(begin)

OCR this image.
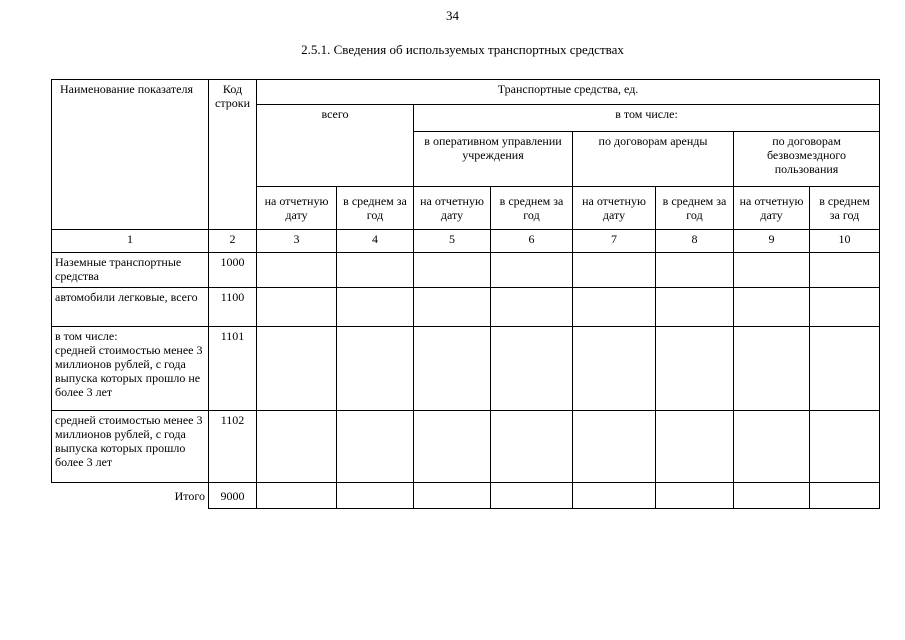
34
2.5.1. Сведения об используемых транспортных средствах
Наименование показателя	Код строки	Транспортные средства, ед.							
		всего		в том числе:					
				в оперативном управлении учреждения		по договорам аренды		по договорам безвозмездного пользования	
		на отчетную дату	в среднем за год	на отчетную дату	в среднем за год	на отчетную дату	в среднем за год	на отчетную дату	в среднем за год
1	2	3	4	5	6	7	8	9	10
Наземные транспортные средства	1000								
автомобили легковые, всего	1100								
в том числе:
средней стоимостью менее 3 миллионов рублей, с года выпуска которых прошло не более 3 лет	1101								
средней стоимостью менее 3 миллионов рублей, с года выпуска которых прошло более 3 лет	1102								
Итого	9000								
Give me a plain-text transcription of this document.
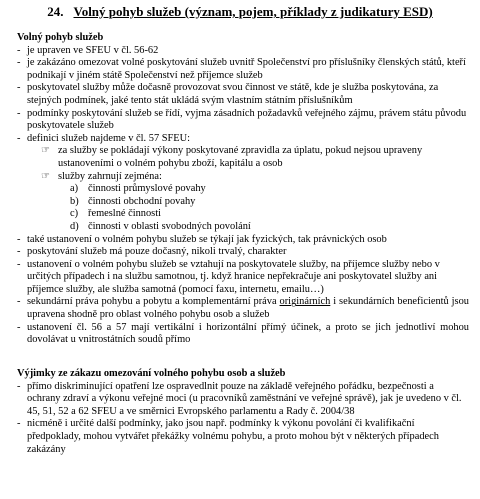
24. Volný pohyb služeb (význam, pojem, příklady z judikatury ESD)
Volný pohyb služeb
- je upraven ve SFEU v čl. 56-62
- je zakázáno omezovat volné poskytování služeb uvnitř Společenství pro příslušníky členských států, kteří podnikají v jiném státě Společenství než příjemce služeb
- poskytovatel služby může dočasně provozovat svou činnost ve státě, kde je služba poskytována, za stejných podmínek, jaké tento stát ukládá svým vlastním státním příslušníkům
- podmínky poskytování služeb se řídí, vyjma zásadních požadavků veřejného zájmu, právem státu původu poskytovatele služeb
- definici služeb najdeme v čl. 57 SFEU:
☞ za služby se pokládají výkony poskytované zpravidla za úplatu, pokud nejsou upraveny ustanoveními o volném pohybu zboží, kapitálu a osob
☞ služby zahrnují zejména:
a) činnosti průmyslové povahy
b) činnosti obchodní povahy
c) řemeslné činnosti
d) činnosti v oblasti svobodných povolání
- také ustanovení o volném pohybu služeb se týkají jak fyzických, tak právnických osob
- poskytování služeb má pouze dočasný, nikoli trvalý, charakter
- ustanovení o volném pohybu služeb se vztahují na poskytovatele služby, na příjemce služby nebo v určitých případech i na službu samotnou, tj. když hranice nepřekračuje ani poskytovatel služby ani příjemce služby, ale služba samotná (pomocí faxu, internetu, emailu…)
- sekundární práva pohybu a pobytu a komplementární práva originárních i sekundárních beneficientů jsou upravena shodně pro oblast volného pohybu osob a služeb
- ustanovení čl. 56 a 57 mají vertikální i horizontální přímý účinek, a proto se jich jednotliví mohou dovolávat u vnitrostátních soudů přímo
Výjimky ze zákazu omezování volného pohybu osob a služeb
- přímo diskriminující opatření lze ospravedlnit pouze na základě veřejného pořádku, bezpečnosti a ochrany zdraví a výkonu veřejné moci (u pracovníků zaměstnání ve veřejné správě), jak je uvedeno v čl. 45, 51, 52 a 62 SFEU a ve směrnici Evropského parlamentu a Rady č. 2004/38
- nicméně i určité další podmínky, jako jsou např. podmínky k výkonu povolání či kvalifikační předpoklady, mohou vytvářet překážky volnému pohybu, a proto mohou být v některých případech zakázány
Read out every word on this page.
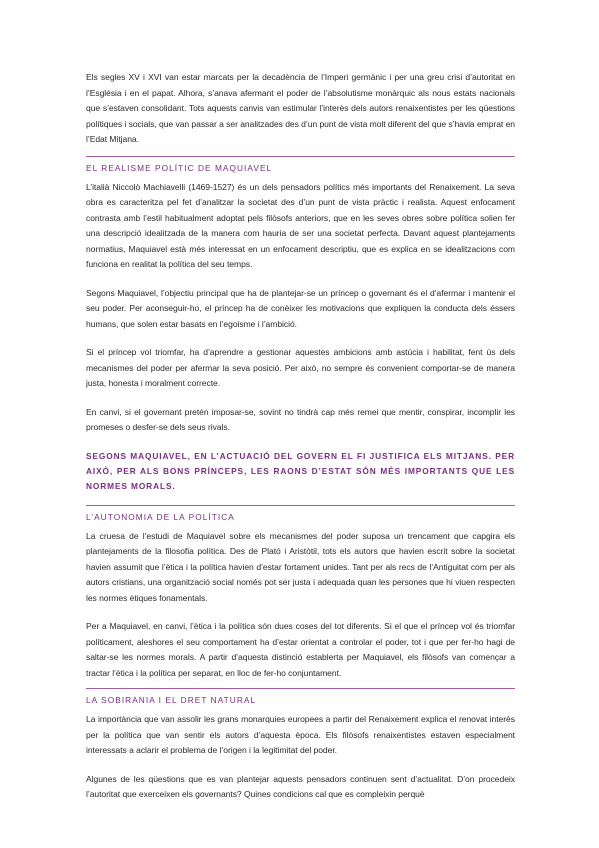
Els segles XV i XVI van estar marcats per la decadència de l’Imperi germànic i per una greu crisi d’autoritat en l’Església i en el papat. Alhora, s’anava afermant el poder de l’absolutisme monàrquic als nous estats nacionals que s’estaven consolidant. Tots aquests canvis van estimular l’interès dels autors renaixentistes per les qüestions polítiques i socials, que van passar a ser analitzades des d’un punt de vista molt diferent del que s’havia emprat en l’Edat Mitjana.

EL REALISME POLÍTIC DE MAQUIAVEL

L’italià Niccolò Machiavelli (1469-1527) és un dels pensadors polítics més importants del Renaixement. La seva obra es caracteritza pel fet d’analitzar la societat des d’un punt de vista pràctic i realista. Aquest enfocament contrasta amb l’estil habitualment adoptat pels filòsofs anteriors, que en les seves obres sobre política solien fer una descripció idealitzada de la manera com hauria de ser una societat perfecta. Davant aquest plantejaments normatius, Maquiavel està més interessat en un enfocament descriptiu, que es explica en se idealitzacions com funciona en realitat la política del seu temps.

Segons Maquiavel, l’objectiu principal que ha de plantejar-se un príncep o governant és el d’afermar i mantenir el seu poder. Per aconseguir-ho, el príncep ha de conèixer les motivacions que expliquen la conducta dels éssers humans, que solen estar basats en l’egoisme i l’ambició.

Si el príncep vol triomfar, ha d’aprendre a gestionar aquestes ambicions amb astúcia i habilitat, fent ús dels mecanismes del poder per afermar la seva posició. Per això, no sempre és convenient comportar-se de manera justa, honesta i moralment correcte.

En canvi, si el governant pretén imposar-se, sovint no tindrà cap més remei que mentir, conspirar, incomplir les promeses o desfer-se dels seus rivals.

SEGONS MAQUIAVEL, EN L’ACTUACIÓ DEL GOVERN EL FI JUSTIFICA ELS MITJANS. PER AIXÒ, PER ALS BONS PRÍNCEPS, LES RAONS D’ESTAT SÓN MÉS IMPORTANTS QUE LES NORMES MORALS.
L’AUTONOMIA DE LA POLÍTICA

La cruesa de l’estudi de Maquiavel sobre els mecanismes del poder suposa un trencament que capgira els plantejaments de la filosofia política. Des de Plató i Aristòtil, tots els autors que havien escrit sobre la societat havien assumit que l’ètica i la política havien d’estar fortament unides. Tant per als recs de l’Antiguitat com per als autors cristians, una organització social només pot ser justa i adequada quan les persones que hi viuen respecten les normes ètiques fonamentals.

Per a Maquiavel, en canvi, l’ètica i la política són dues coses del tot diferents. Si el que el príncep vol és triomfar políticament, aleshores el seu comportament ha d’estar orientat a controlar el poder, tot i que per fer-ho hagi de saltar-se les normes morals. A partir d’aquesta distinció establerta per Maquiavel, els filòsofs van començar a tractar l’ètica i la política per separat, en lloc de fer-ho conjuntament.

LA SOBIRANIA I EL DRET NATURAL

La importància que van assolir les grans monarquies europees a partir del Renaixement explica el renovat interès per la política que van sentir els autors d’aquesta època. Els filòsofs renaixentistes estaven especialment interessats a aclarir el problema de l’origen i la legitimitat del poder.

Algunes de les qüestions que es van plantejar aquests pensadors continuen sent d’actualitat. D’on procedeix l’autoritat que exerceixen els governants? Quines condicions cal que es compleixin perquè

(end)

## WHAT TO PRODUCE
In this exercise, set down all of the data exactly, without the pictures.

## WRITTEN SOLUTION
OCR this image.
34
2.5.1. Сведения об используемых транспортных средствах
Наименование показателя	Код строки	Транспортные средства, ед.							
		всего		в том числе:					
				в оперативном управлении учреждения		по договорам аренды		по договорам безвозмездного пользования	
		на отчетную дату	в среднем за год	на отчетную дату	в среднем за год	на отчетную дату	в среднем за год	на отчетную дату	в среднем за год
1	2	3	4	5	6	7	8	9	10
Наземные транспортные средства	1000								
автомобили легковые, всего	1100								
в том числе:
средней стоимостью менее 3 миллионов рублей, с года выпуска которых прошло не более 3 лет	1101								
средней стоимостью менее 3 миллионов рублей, с года выпуска которых прошло более 3 лет	1102								
Итого	9000								
Give me a plain-text transcription of this document.
24. Volný pohyb služeb (význam, pojem, příklady z judikatury ESD)
Volný pohyb služeb
- je upraven ve SFEU v čl. 56-62
- je zakázáno omezovat volné poskytování služeb uvnitř Společenství pro příslušníky členských států, kteří podnikají v jiném státě Společenství než příjemce služeb
- poskytovatel služby může dočasně provozovat svou činnost ve státě, kde je služba poskytována, za stejných podmínek, jaké tento stát ukládá svým vlastním státním příslušníkům
- podmínky poskytování služeb se řídí, vyjma zásadních požadavků veřejného zájmu, právem státu původu poskytovatele služeb
- definici služeb najdeme v čl. 57 SFEU:
☞ za služby se pokládají výkony poskytované zpravidla za úplatu, pokud nejsou upraveny ustanoveními o volném pohybu zboží, kapitálu a osob
☞ služby zahrnují zejména:
a) činnosti průmyslové povahy
b) činnosti obchodní povahy
c) řemeslné činnosti
d) činnosti v oblasti svobodných povolání
- také ustanovení o volném pohybu služeb se týkají jak fyzických, tak právnických osob
- poskytování služeb má pouze dočasný, nikoli trvalý, charakter
- ustanovení o volném pohybu služeb se vztahují na poskytovatele služby, na příjemce služby nebo v určitých případech i na službu samotnou, tj. když hranice nepřekračuje ani poskytovatel služby ani příjemce služby, ale služba samotná (pomocí faxu, internetu, emailu…)
- sekundární práva pohybu a pobytu a komplementární práva originárních i sekundárních beneficientů jsou upravena shodně pro oblast volného pohybu osob a služeb
- ustanovení čl. 56 a 57 mají vertikální i horizontální přímý účinek, a proto se jich jednotliví mohou dovolávat u vnitrostátních soudů přímo
Výjimky ze zákazu omezování volného pohybu osob a služeb
- přímo diskriminující opatření lze ospravedlnit pouze na základě veřejného pořádku, bezpečnosti a ochrany zdraví a výkonu veřejné moci (u pracovníků zaměstnání ve veřejné správě), jak je uvedeno v čl. 45, 51, 52 a 62 SFEU a ve směrnici Evropského parlamentu a Rady č. 2004/38
- nicméně i určité další podmínky, jako jsou např. podmínky k výkonu povolání či kvalifikační předpoklady, mohou vytvářet překážky volnému pohybu, a proto mohou být v některých případech zakázány
Read out every word on this page.
Els segles XV i XVI van estar marcats per la decadència de l’Imperi germànic i per una greu crisi d’autoritat en l’Església i en el papat. Alhora, s’anava afermant el poder de l’absolutisme monàrquic als nous estats nacionals que s’estaven consolidant. Tots aquests canvis van estimular l’interès dels autors renaixentistes per les qüestions polítiques i socials, que van passar a ser analitzades des d’un punt de vista molt diferent del que s’havia emprat en l’Edat Mitjana.

EL REALISME POLÍTIC DE MAQUIAVEL

L’italià Niccolò Machiavelli (1469-1527) és un dels pensadors polítics més importants del Renaixement. La seva obra es caracteritza pel fet d’analitzar la societat des d’un punt de vista pràctic i realista. Aquest enfocament contrasta amb l’estil habitualment adoptat pels filòsofs anteriors, que en les seves obres sobre política solien fer una descripció idealitzada de la manera com hauria de ser una societat perfecta. Davant aquest plantejaments normatius, Maquiavel està més interessat en un enfocament descriptiu, que es explica en se idealitzacions com funciona en realitat la política del seu temps.

Segons Maquiavel, l’objectiu principal que ha de plantejar-se un príncep o governant és el d’afermar i mantenir el seu poder. Per aconseguir-ho, el príncep ha de conèixer les motivacions que expliquen la conducta dels éssers humans, que solen estar basats en l’egoisme i l’ambició.

Si el príncep vol triomfar, ha d’aprendre a gestionar aquestes ambicions amb astúcia i habilitat, fent ús dels mecanismes del poder per afermar la seva posició. Per això, no sempre és convenient comportar-se de manera justa, honesta i moralment correcte.

En canvi, si el governant pretén imposar-se, sovint no tindrà cap més remei que mentir, conspirar, incomplir les promeses o desfer-se dels seus rivals.

SEGONS MAQUIAVEL, EN L’ACTUACIÓ DEL GOVERN EL FI JUSTIFICA ELS MITJANS. PER AIXÒ, PER ALS BONS PRÍNCEPS, LES RAONS D’ESTAT SÓN MÉS IMPORTANTS QUE LES NORMES MORALS.
L’AUTONOMIA DE LA POLÍTICA

La cruesa de l’estudi de Maquiavel sobre els mecanismes del poder suposa un trencament que capgira els plantejaments de la filosofia política. Des de Plató i Aristòtil, tots els autors que havien escrit sobre la societat havien assumit que l’ètica i la política havien d’estar fortament unides. Tant per als recs de l’Antiguitat com per als autors cristians, una organització social només pot ser justa i adequada quan les persones que hi viuen respecten les normes ètiques fonamentals.

Per a Maquiavel, en canvi, l’ètica i la política són dues coses del tot diferents. Si el que el príncep vol és triomfar políticament, aleshores el seu comportament ha d’estar orientat a controlar el poder, tot i que per fer-ho hagi de saltar-se les normes morals. A partir d’aquesta distinció establerta per Maquiavel, els filòsofs van començar a tractar l’ètica i la política per separat, en lloc de fer-ho conjuntament.

LA SOBIRANIA I EL DRET NATURAL

La importància que van assolir les grans monarquies europees a partir del Renaixement explica el renovat interès per la política que van sentir els autors d’aquesta època. Els filòsofs renaixentistes estaven especialment interessats a aclarir el problema de l’origen i la legitimitat del poder.

Algunes de les qüestions que es van plantejar aquests pensadors continuen sent d’actualitat. D’on procedeix l’autoritat que exerceixen els governants? Quines condicions cal que es compleixin perquè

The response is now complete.